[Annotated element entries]
────────────────

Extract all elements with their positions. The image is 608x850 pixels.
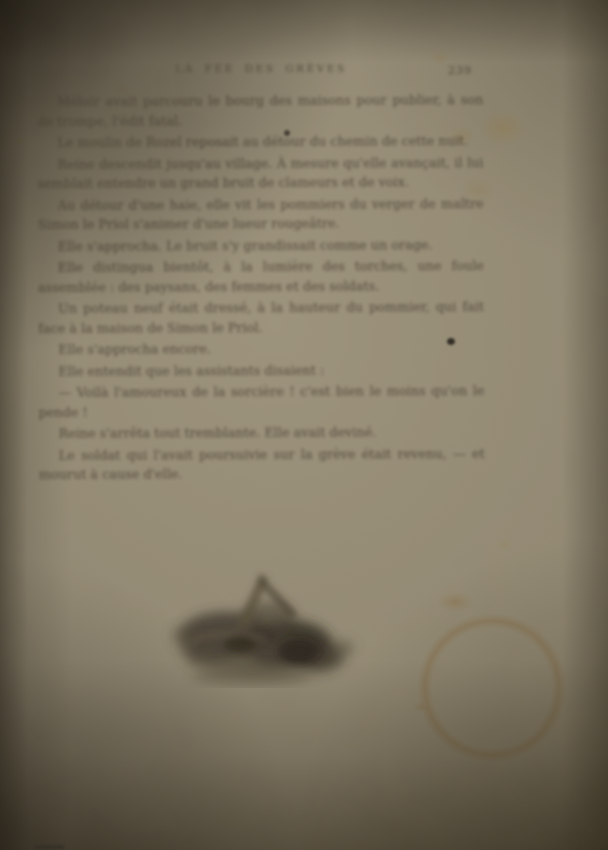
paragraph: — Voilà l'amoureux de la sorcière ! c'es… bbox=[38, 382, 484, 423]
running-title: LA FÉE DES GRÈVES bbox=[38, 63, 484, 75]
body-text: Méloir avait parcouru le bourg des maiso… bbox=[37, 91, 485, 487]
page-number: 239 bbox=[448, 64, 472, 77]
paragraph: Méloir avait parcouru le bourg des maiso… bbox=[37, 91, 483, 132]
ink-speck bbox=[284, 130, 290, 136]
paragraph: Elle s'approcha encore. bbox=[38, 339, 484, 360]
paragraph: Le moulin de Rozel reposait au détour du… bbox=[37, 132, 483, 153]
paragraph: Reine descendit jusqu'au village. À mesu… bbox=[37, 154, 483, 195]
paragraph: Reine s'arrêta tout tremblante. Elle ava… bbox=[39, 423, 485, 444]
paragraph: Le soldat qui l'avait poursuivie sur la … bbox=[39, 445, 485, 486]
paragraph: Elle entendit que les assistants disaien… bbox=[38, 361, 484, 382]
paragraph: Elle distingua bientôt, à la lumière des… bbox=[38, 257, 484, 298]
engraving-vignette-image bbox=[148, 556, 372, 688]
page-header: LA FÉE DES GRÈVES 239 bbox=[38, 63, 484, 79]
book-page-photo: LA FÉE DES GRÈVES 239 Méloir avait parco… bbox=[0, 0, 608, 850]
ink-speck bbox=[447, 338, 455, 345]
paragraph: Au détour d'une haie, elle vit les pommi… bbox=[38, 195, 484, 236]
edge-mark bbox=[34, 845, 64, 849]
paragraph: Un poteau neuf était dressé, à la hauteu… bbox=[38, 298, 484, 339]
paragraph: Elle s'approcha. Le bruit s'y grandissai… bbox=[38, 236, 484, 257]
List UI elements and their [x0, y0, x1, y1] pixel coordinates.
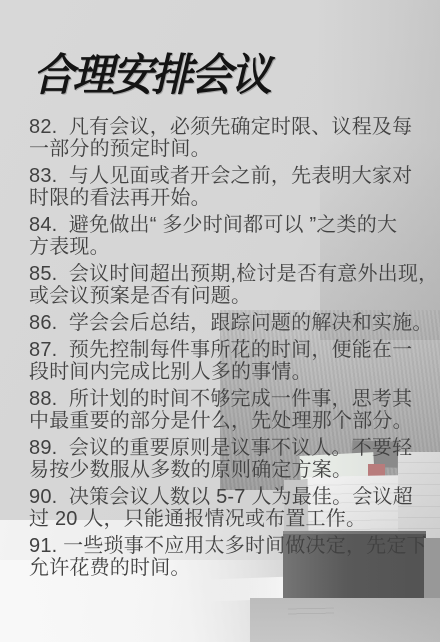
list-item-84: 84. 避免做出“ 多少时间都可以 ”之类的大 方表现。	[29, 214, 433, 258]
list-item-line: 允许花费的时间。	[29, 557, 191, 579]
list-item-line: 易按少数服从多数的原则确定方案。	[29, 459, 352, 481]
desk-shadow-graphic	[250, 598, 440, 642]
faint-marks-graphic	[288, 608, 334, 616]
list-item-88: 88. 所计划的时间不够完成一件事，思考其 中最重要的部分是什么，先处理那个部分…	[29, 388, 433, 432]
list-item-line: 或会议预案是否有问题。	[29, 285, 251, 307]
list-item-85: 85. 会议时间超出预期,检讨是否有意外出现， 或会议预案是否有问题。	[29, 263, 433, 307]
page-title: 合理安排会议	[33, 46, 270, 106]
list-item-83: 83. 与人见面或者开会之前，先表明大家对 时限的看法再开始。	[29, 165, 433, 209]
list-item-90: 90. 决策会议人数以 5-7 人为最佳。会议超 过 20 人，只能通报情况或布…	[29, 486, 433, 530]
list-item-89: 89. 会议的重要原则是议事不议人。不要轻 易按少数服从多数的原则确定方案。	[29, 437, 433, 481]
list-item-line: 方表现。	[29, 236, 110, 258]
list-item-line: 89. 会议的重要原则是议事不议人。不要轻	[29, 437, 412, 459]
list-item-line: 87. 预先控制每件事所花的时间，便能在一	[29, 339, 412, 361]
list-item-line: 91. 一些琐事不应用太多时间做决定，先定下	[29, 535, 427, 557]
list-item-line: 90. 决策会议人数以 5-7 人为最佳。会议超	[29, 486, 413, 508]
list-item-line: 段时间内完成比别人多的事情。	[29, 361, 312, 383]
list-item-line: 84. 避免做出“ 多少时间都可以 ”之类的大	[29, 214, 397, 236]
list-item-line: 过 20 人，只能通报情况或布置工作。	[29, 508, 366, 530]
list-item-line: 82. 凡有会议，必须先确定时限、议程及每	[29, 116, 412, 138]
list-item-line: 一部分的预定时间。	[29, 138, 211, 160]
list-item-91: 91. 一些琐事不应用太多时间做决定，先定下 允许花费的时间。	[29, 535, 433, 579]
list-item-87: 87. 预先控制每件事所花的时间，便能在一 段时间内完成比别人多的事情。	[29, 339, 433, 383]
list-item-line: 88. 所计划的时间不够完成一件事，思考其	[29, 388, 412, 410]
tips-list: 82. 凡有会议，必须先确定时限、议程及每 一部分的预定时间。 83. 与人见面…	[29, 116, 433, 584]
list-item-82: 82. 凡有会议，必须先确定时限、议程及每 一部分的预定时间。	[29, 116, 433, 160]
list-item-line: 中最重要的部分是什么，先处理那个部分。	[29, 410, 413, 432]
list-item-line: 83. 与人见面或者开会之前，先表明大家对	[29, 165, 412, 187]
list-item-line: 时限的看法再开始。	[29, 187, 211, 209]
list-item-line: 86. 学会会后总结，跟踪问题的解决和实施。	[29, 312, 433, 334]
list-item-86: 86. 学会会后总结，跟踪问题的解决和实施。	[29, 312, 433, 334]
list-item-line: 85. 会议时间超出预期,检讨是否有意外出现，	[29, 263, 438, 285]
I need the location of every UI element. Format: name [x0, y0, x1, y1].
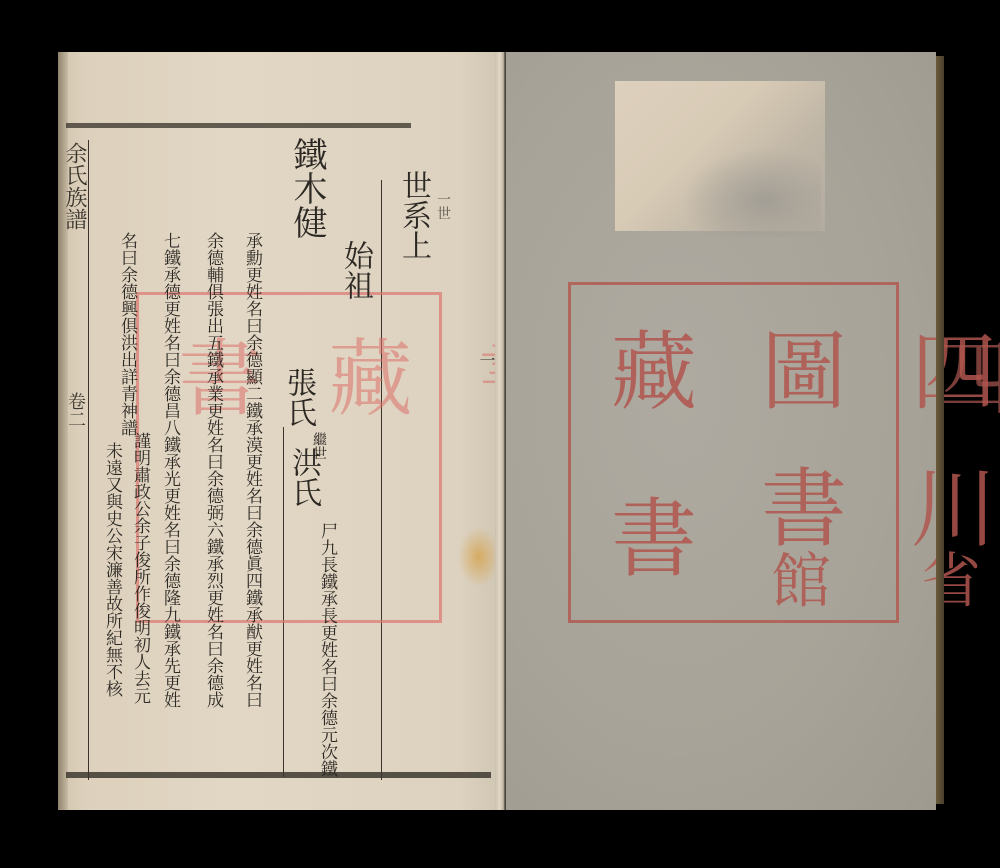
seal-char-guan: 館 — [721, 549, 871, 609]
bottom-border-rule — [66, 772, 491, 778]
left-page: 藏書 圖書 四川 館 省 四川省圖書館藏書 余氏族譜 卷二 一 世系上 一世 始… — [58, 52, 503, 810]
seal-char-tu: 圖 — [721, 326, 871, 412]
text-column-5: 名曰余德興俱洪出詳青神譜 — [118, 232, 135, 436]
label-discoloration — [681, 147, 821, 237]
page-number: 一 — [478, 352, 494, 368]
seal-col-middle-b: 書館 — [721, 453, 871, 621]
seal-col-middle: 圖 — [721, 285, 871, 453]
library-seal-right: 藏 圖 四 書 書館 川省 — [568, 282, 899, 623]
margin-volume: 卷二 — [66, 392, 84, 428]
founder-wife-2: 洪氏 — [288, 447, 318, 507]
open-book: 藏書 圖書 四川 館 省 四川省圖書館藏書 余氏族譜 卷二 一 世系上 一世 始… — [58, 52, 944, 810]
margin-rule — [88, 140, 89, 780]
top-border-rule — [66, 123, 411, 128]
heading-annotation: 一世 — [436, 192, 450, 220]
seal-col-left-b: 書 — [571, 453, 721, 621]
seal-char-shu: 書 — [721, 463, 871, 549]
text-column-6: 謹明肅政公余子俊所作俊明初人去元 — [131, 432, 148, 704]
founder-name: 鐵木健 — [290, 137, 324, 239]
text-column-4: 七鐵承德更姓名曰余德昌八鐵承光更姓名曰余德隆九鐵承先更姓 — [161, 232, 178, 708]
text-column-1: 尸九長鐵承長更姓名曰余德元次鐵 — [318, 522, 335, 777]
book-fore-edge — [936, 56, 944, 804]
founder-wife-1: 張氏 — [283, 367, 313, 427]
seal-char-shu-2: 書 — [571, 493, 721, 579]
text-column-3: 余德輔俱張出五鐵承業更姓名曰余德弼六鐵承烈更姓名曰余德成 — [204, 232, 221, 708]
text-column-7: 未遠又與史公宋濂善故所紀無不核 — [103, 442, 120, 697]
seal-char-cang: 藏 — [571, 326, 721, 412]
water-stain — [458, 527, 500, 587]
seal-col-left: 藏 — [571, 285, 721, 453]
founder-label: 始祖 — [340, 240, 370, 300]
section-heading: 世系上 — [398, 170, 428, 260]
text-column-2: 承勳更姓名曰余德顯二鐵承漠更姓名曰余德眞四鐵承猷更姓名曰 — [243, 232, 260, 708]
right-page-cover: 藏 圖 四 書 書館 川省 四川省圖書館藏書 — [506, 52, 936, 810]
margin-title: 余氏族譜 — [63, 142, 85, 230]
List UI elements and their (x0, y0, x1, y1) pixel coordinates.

────────────────

Write out all of the material again, swapping every "ink-speck" for "dust-speck" and keeping everything else the same. Leave out the pictures.

Extract all elements with their positions. The image is 608x850 pixels.
paragraph: — Voilà l'amoureux de la sorcière ! c'es… bbox=[38, 382, 484, 423]
running-title: LA FÉE DES GRÈVES bbox=[38, 63, 484, 75]
body-text: Méloir avait parcouru le bourg des maiso… bbox=[37, 91, 485, 487]
page-number: 239 bbox=[448, 64, 472, 77]
paragraph: Méloir avait parcouru le bourg des maiso… bbox=[37, 91, 483, 132]
dust-speck bbox=[284, 130, 290, 136]
paragraph: Elle s'approcha encore. bbox=[38, 339, 484, 360]
paragraph: Le moulin de Rozel reposait au détour du… bbox=[37, 132, 483, 153]
paragraph: Reine descendit jusqu'au village. À mesu… bbox=[37, 154, 483, 195]
paragraph: Reine s'arrêta tout tremblante. Elle ava… bbox=[39, 423, 485, 444]
paragraph: Le soldat qui l'avait poursuivie sur la … bbox=[39, 445, 485, 486]
paragraph: Elle entendit que les assistants disaien… bbox=[38, 361, 484, 382]
paragraph: Elle distingua bientôt, à la lumière des… bbox=[38, 257, 484, 298]
engraving-vignette-image bbox=[148, 556, 372, 688]
page-header: LA FÉE DES GRÈVES 239 bbox=[38, 63, 484, 79]
book-page-photo: LA FÉE DES GRÈVES 239 Méloir avait parco… bbox=[0, 0, 608, 850]
dust-speck bbox=[447, 338, 455, 345]
paragraph: Au détour d'une haie, elle vit les pommi… bbox=[38, 195, 484, 236]
edge-mark bbox=[34, 845, 64, 849]
paragraph: Un poteau neuf était dressé, à la hauteu… bbox=[38, 298, 484, 339]
paragraph: Elle s'approcha. Le bruit s'y grandissai… bbox=[38, 236, 484, 257]
List UI elements and their [x0, y0, x1, y1] pixel coordinates.
list-item-84: 84. 避免做出“ 多少时间都可以 ”之类的大 方表现。	[29, 214, 433, 258]
list-item-line: 允许花费的时间。	[29, 557, 191, 579]
list-item-line: 易按少数服从多数的原则确定方案。	[29, 459, 352, 481]
desk-shadow-graphic	[250, 598, 440, 642]
faint-marks-graphic	[288, 608, 334, 616]
list-item-88: 88. 所计划的时间不够完成一件事，思考其 中最重要的部分是什么，先处理那个部分…	[29, 388, 433, 432]
list-item-line: 或会议预案是否有问题。	[29, 285, 251, 307]
list-item-85: 85. 会议时间超出预期,检讨是否有意外出现， 或会议预案是否有问题。	[29, 263, 433, 307]
page-title: 合理安排会议	[33, 46, 270, 106]
list-item-83: 83. 与人见面或者开会之前，先表明大家对 时限的看法再开始。	[29, 165, 433, 209]
list-item-90: 90. 决策会议人数以 5-7 人为最佳。会议超 过 20 人，只能通报情况或布…	[29, 486, 433, 530]
list-item-89: 89. 会议的重要原则是议事不议人。不要轻 易按少数服从多数的原则确定方案。	[29, 437, 433, 481]
list-item-line: 方表现。	[29, 236, 110, 258]
list-item-line: 89. 会议的重要原则是议事不议人。不要轻	[29, 437, 412, 459]
list-item-line: 87. 预先控制每件事所花的时间，便能在一	[29, 339, 412, 361]
list-item-line: 91. 一些琐事不应用太多时间做决定，先定下	[29, 535, 427, 557]
list-item-line: 90. 决策会议人数以 5-7 人为最佳。会议超	[29, 486, 413, 508]
list-item-line: 段时间内完成比别人多的事情。	[29, 361, 312, 383]
list-item-line: 84. 避免做出“ 多少时间都可以 ”之类的大	[29, 214, 397, 236]
list-item-line: 过 20 人，只能通报情况或布置工作。	[29, 508, 366, 530]
list-item-line: 82. 凡有会议，必须先确定时限、议程及每	[29, 116, 412, 138]
list-item-line: 一部分的预定时间。	[29, 138, 211, 160]
list-item-91: 91. 一些琐事不应用太多时间做决定，先定下 允许花费的时间。	[29, 535, 433, 579]
list-item-87: 87. 预先控制每件事所花的时间，便能在一 段时间内完成比别人多的事情。	[29, 339, 433, 383]
list-item-line: 88. 所计划的时间不够完成一件事，思考其	[29, 388, 412, 410]
tips-list: 82. 凡有会议，必须先确定时限、议程及每 一部分的预定时间。 83. 与人见面…	[29, 116, 433, 584]
list-item-82: 82. 凡有会议，必须先确定时限、议程及每 一部分的预定时间。	[29, 116, 433, 160]
list-item-line: 中最重要的部分是什么，先处理那个部分。	[29, 410, 413, 432]
list-item-line: 83. 与人见面或者开会之前，先表明大家对	[29, 165, 412, 187]
list-item-line: 时限的看法再开始。	[29, 187, 211, 209]
list-item-line: 86. 学会会后总结，跟踪问题的解决和实施。	[29, 312, 433, 334]
list-item-86: 86. 学会会后总结，跟踪问题的解决和实施。	[29, 312, 433, 334]
list-item-line: 85. 会议时间超出预期,检讨是否有意外出现，	[29, 263, 438, 285]
I need the location of every UI element. Format: name [x0, y0, x1, y1].
seal-char-guan: 館 — [721, 549, 871, 609]
bottom-border-rule — [66, 772, 491, 778]
left-page: 藏書 圖書 四川 館 省 四川省圖書館藏書 余氏族譜 卷二 一 世系上 一世 始… — [58, 52, 503, 810]
seal-char-tu: 圖 — [721, 326, 871, 412]
text-column-5: 名曰余德興俱洪出詳青神譜 — [118, 232, 135, 436]
label-discoloration — [681, 147, 821, 237]
page-number: 一 — [478, 352, 494, 368]
seal-col-middle-b: 書館 — [721, 453, 871, 621]
seal-col-middle: 圖 — [721, 285, 871, 453]
library-seal-right: 藏 圖 四 書 書館 川省 — [568, 282, 899, 623]
margin-volume: 卷二 — [66, 392, 84, 428]
founder-wife-2: 洪氏 — [288, 447, 318, 507]
open-book: 藏書 圖書 四川 館 省 四川省圖書館藏書 余氏族譜 卷二 一 世系上 一世 始… — [58, 52, 944, 810]
margin-rule — [88, 140, 89, 780]
top-border-rule — [66, 123, 411, 128]
heading-annotation: 一世 — [436, 192, 450, 220]
seal-col-left-b: 書 — [571, 453, 721, 621]
seal-char-shu: 書 — [721, 463, 871, 549]
text-column-6: 謹明肅政公余子俊所作俊明初人去元 — [131, 432, 148, 704]
founder-name: 鐵木健 — [290, 137, 324, 239]
text-column-4: 七鐵承德更姓名曰余德昌八鐵承光更姓名曰余德隆九鐵承先更姓 — [161, 232, 178, 708]
text-column-1: 尸九長鐵承長更姓名曰余德元次鐵 — [318, 522, 335, 777]
book-fore-edge — [936, 56, 944, 804]
founder-wife-1: 張氏 — [283, 367, 313, 427]
seal-char-shu-2: 書 — [571, 493, 721, 579]
text-column-3: 余德輔俱張出五鐵承業更姓名曰余德弼六鐵承烈更姓名曰余德成 — [204, 232, 221, 708]
text-column-7: 未遠又與史公宋濂善故所紀無不核 — [103, 442, 120, 697]
seal-char-cang: 藏 — [571, 326, 721, 412]
water-stain — [458, 527, 500, 587]
seal-col-left: 藏 — [571, 285, 721, 453]
founder-label: 始祖 — [340, 240, 370, 300]
section-heading: 世系上 — [398, 170, 428, 260]
text-column-2: 承勳更姓名曰余德顯二鐵承漠更姓名曰余德眞四鐵承猷更姓名曰 — [243, 232, 260, 708]
right-page-cover: 藏 圖 四 書 書館 川省 四川省圖書館藏書 — [506, 52, 936, 810]
margin-title: 余氏族譜 — [63, 142, 85, 230]
List UI elements and their (x0, y0, x1, y1) pixel coordinates.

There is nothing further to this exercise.